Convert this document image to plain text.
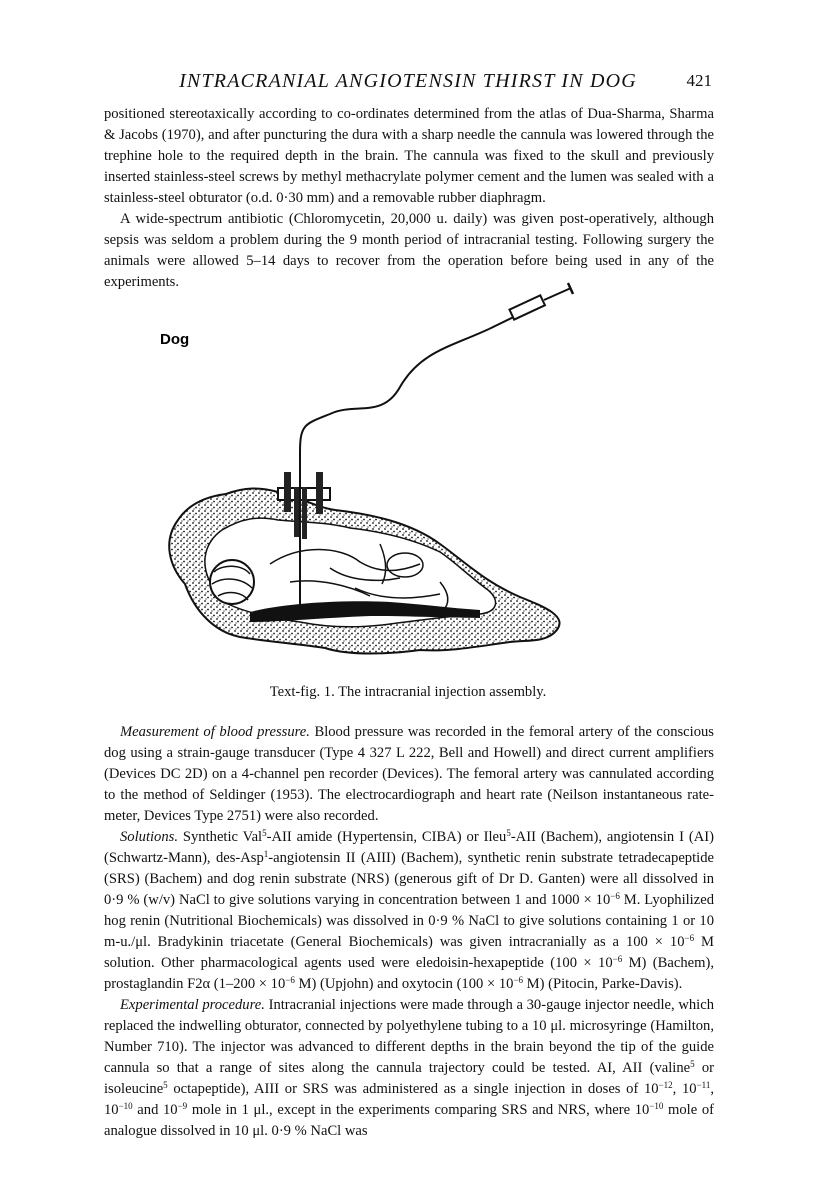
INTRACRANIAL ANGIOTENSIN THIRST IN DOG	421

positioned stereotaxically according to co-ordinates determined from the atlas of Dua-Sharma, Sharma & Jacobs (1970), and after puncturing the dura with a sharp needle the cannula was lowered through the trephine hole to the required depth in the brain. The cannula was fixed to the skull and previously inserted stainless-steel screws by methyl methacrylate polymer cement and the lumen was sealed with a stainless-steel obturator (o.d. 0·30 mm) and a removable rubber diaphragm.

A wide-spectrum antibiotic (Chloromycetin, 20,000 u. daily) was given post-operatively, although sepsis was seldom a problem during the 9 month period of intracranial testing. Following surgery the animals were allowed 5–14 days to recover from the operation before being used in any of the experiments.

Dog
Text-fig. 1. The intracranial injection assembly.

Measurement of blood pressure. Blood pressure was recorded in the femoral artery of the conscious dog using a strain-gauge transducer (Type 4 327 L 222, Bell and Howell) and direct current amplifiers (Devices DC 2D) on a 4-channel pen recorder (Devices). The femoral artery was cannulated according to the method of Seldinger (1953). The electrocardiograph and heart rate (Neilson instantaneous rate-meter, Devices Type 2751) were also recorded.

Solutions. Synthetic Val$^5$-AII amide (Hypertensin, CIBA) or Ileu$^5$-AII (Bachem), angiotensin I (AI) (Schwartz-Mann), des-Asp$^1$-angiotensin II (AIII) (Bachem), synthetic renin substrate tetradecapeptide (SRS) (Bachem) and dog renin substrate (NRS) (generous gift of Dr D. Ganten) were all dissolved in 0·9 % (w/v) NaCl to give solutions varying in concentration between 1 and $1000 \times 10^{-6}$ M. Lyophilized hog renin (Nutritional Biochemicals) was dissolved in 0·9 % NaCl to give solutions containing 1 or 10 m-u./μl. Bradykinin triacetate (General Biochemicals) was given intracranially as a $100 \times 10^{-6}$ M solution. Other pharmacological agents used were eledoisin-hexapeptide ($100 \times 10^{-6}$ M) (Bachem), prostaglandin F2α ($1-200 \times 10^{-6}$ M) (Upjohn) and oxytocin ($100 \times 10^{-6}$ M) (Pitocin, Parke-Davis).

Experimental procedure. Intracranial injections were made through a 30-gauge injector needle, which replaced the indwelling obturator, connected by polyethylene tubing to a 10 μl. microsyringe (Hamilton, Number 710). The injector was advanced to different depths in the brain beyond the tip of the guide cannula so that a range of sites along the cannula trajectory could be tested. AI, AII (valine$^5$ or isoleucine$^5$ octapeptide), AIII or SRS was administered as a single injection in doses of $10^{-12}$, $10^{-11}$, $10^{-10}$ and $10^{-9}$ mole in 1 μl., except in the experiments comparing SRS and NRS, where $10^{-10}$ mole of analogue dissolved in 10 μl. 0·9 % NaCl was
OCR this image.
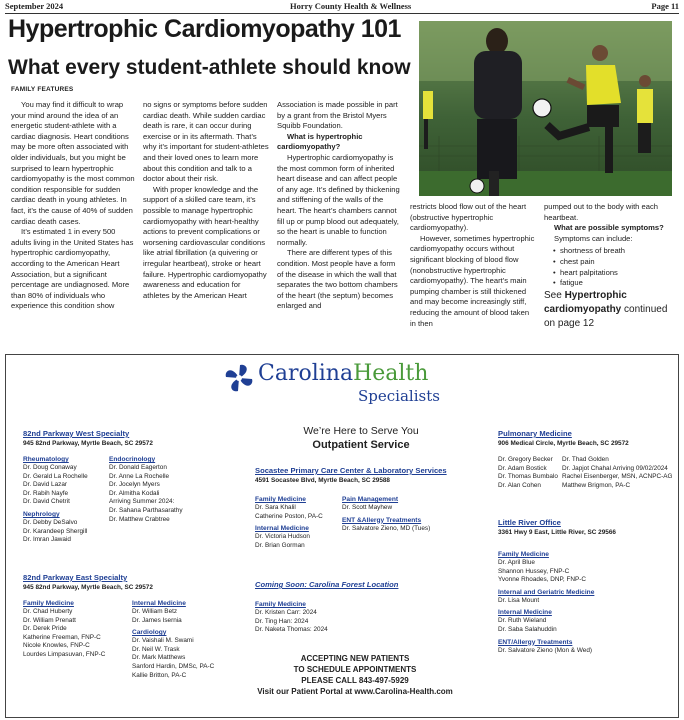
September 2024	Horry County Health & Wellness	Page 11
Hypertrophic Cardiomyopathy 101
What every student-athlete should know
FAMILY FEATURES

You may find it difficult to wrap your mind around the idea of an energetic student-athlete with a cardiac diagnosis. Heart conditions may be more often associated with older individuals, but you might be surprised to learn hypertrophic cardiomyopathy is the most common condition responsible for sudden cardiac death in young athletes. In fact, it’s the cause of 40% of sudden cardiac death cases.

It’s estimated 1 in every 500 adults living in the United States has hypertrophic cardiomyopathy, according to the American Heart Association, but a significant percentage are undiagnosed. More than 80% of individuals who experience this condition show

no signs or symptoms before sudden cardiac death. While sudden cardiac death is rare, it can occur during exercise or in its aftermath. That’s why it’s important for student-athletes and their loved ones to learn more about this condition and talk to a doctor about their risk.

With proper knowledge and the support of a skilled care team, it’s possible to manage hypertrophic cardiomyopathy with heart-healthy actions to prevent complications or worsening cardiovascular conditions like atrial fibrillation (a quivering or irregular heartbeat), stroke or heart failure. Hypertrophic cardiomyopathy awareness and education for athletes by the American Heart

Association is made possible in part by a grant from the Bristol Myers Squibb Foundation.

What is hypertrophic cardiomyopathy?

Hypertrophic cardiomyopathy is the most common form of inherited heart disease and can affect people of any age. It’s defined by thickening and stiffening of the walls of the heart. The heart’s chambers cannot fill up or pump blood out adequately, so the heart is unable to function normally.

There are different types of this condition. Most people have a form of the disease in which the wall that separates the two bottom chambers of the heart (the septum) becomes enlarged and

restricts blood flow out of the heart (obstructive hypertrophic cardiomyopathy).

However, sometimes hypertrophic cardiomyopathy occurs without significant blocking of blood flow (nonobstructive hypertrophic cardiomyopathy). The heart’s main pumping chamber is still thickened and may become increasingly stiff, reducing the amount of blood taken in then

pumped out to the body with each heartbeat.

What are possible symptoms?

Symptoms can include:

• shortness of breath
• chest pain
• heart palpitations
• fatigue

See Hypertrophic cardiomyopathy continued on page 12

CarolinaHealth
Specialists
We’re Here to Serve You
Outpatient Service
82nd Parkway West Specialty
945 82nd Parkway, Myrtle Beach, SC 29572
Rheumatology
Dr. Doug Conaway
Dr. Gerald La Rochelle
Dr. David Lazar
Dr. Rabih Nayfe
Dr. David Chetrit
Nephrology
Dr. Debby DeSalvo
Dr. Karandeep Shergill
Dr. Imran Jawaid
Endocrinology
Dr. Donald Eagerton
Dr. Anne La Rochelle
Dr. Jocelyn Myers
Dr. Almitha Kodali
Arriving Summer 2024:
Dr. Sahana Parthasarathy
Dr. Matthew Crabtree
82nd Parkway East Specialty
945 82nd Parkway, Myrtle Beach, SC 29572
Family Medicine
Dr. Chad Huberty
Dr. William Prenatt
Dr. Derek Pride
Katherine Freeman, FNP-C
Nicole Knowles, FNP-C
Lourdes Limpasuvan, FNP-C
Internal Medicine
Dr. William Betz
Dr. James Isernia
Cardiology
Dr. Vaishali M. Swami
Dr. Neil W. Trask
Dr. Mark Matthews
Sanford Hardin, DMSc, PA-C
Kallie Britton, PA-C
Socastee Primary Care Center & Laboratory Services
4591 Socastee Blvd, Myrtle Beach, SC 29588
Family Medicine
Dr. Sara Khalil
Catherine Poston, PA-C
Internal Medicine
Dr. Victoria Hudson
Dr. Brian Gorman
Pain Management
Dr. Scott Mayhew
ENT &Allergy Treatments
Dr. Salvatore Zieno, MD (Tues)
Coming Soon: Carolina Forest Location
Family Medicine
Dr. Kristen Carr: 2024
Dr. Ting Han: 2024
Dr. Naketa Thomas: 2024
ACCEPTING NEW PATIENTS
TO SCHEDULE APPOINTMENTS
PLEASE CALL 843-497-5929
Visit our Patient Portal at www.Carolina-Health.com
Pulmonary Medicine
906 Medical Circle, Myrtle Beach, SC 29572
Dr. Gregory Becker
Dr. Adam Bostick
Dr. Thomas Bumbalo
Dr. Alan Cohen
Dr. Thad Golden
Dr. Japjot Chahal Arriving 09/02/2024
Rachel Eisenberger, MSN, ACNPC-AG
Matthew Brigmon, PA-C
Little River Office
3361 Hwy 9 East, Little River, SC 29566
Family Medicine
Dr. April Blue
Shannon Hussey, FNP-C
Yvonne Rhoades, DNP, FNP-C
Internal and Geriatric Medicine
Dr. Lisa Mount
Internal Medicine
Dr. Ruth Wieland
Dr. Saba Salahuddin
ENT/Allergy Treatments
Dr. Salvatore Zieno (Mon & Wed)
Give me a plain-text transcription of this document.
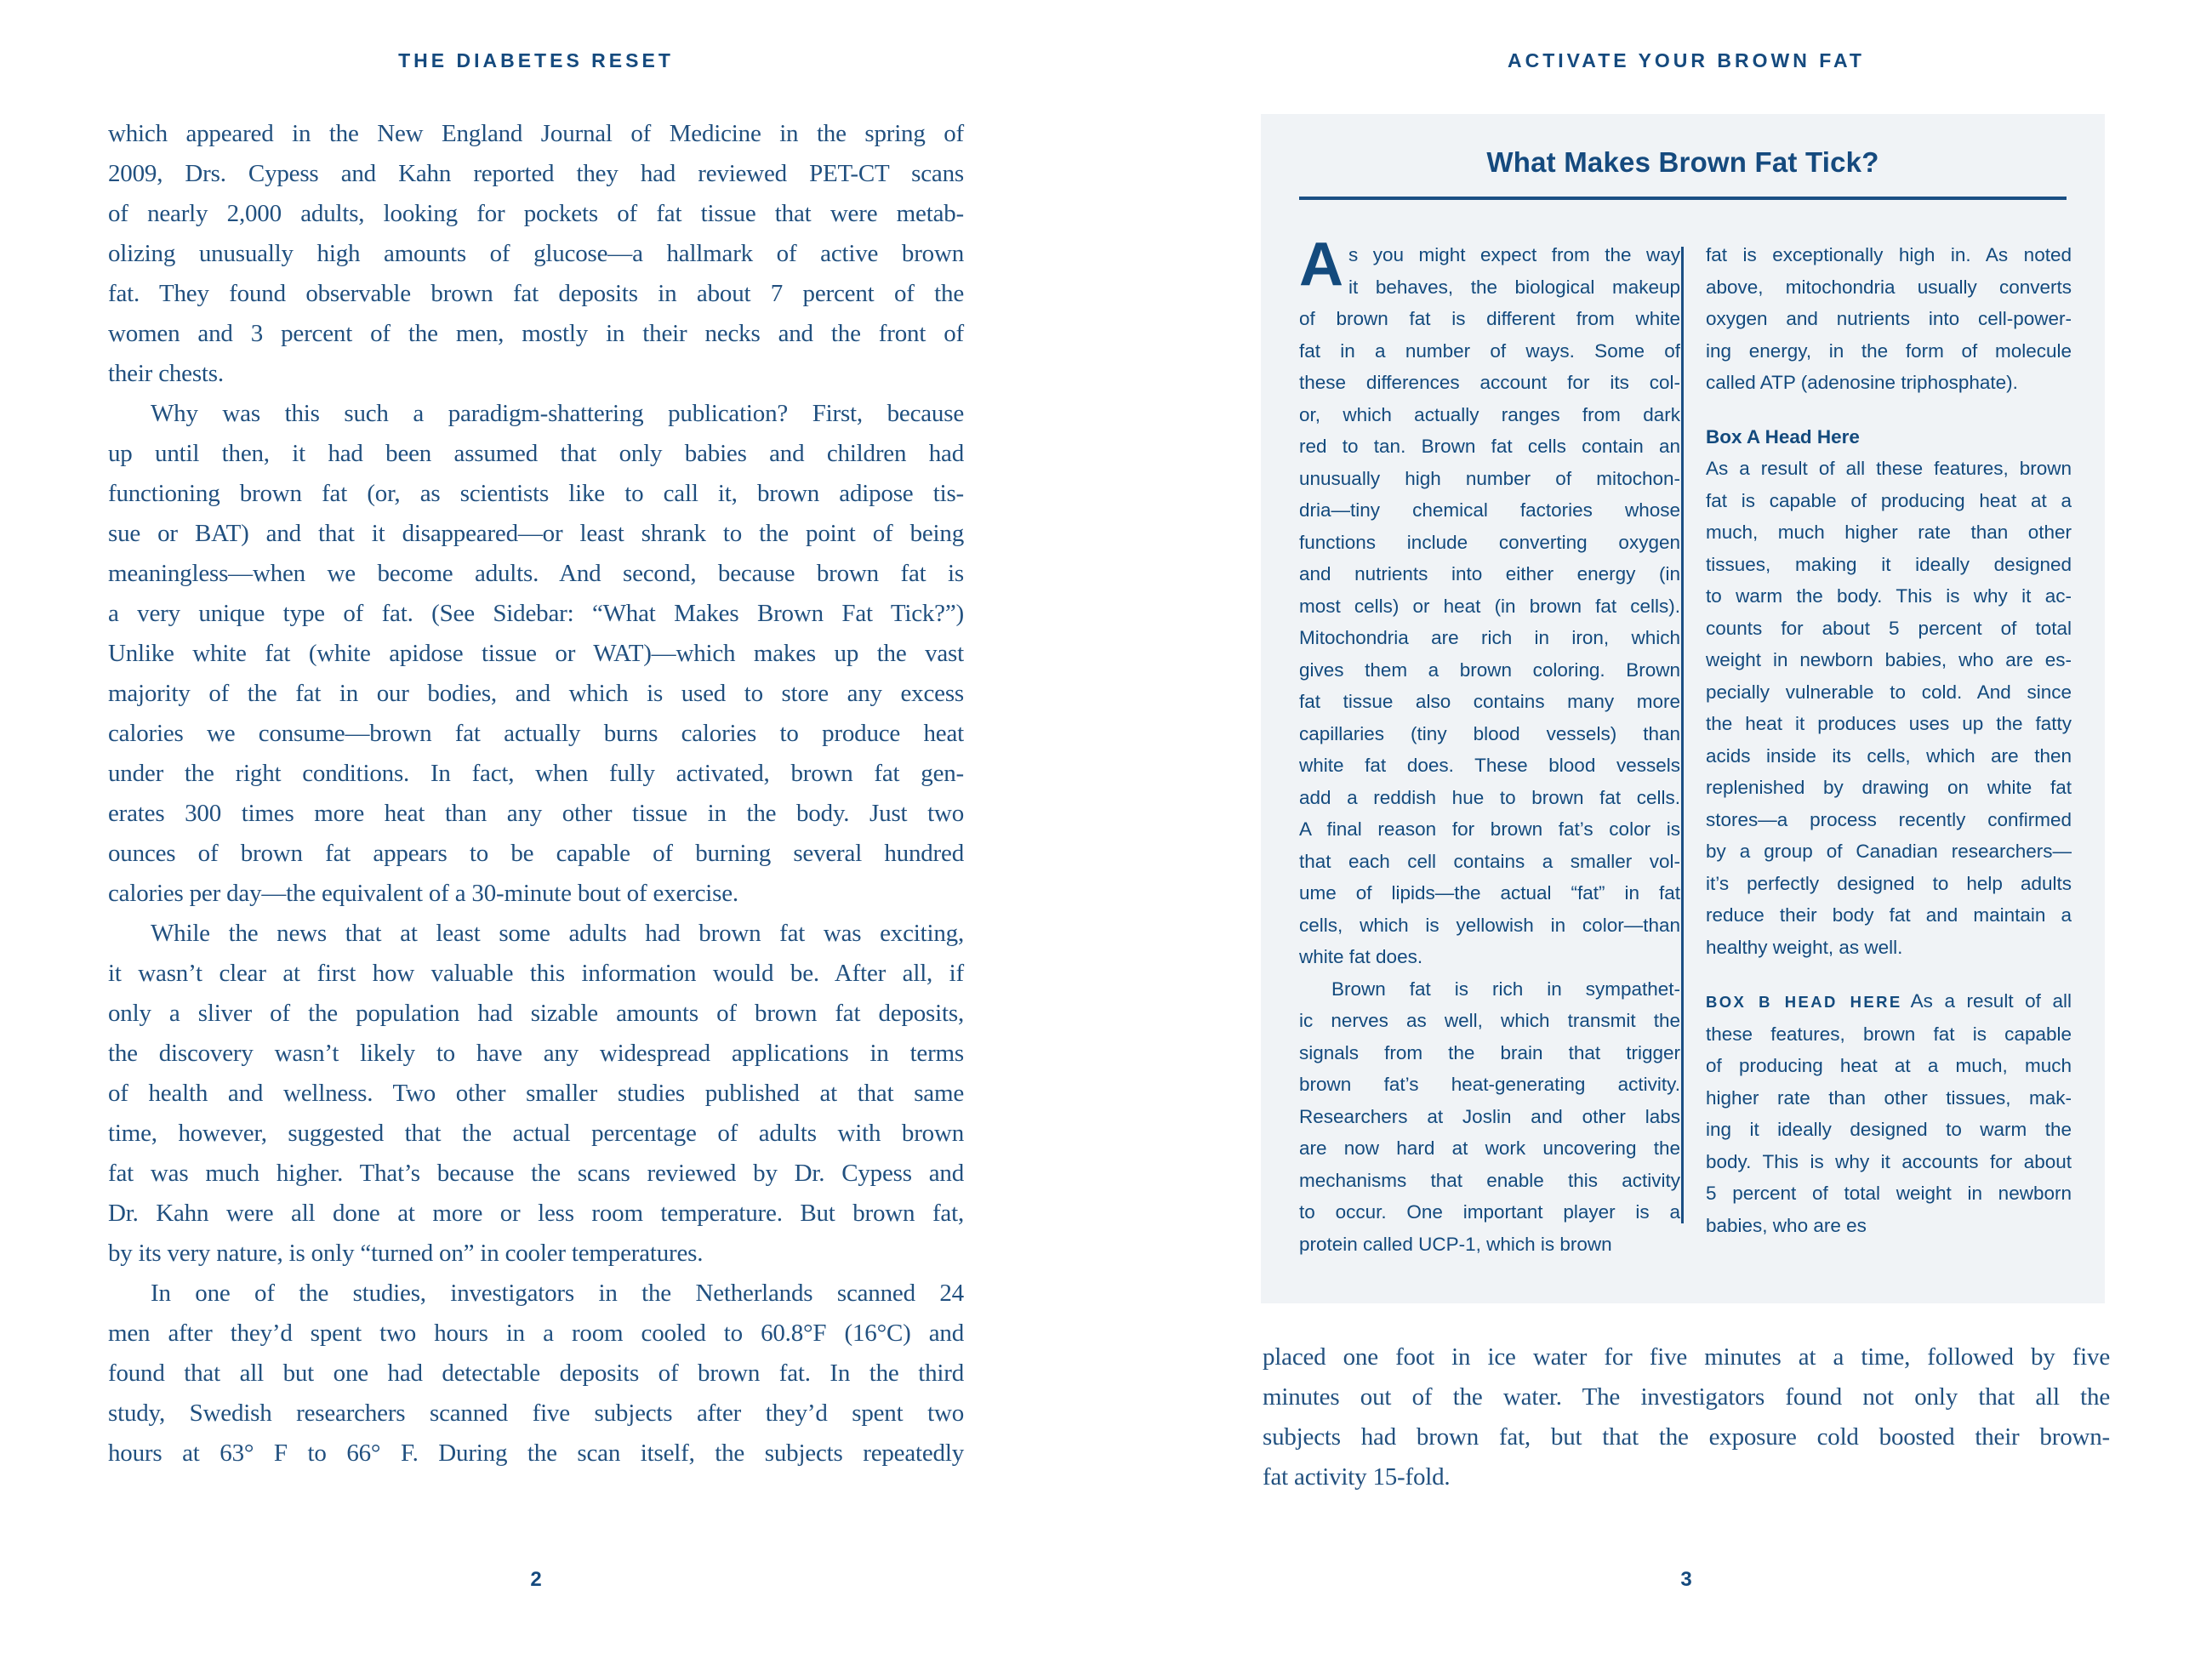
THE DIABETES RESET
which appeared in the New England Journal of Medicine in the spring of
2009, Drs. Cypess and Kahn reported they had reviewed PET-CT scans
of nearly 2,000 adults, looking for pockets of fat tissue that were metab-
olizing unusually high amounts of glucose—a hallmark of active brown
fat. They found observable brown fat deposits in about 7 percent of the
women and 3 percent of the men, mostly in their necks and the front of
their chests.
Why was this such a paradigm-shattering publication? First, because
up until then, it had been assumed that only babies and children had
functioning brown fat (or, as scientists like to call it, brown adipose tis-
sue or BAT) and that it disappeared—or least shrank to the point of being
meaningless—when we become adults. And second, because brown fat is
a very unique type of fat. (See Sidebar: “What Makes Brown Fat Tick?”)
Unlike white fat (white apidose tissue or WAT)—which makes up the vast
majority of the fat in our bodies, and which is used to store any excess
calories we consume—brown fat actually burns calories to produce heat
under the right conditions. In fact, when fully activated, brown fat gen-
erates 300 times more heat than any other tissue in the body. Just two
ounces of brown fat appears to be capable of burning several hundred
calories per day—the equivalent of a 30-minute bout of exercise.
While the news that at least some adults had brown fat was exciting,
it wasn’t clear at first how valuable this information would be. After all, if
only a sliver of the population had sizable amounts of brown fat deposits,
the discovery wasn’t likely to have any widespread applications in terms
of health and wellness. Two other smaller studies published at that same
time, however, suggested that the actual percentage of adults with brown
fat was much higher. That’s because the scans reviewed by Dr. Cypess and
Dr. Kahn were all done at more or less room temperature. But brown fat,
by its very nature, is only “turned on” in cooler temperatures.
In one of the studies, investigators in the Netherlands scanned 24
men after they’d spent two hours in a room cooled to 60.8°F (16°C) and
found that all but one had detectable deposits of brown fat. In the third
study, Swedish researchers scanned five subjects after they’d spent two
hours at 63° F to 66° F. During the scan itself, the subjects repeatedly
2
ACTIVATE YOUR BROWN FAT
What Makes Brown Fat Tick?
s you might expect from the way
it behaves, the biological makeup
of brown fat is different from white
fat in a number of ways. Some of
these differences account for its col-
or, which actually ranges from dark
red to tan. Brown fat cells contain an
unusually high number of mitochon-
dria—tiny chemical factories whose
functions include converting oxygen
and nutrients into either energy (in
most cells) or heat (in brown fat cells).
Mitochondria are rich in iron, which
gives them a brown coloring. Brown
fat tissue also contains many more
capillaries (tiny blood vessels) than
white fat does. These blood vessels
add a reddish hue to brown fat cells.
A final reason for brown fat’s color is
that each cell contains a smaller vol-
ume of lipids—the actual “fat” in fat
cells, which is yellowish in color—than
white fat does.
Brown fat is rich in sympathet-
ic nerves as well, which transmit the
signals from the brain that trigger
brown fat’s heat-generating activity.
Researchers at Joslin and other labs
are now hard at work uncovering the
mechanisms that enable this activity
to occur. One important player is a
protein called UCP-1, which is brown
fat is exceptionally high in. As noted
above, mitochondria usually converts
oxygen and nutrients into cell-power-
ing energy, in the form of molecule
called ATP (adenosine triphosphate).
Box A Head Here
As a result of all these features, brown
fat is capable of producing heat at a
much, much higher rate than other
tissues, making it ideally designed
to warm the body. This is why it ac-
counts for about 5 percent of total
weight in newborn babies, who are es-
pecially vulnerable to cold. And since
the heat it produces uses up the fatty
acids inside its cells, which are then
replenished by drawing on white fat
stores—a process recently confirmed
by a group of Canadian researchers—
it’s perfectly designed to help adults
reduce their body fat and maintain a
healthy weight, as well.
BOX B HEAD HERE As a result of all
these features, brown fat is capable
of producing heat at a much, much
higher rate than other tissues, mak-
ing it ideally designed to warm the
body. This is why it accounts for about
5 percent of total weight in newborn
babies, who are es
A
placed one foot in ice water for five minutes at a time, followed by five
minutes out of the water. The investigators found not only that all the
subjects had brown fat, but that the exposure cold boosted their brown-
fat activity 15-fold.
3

□ □ □

For each line in the entries that holds "used", return that line.

A wide-spectrum antibiotic (Chloromycetin, 20,000 u. daily) was given post-operatively, although sepsis was seldom a problem during the 9 month period of intracranial testing. Following surgery the animals were allowed 5–14 days to recover from the operation before being used in any of the experiments.
Solutions. Synthetic Val$^5$-AII amide (Hypertensin, CIBA) or Ileu$^5$-AII (Bachem), angiotensin I (AI) (Schwartz-Mann), des-Asp$^1$-angiotensin II (AIII) (Bachem), synthetic renin substrate tetradecapeptide (SRS) (Bachem) and dog renin substrate (NRS) (generous gift of Dr D. Ganten) were all dissolved in 0·9 % (w/v) NaCl to give solutions varying in concentration between 1 and $1000 \times 10^{-6}$ M. Lyophilized hog renin (Nutritional Biochemicals) was dissolved in 0·9 % NaCl to give solutions containing 1 or 10 m-u./μl. Bradykinin triacetate (General Biochemicals) was given intracranially as a $100 \times 10^{-6}$ M solution. Other pharmacological agents used were eledoisin-hexapeptide ($100 \times 10^{-6}$ M) (Bachem), prostaglandin F2α ($1-200 \times 10^{-6}$ M) (Upjohn) and oxytocin ($100 \times 10^{-6}$ M) (Pitocin, Parke-Davis).
majority of the fat in our bodies, and which is used to store any excess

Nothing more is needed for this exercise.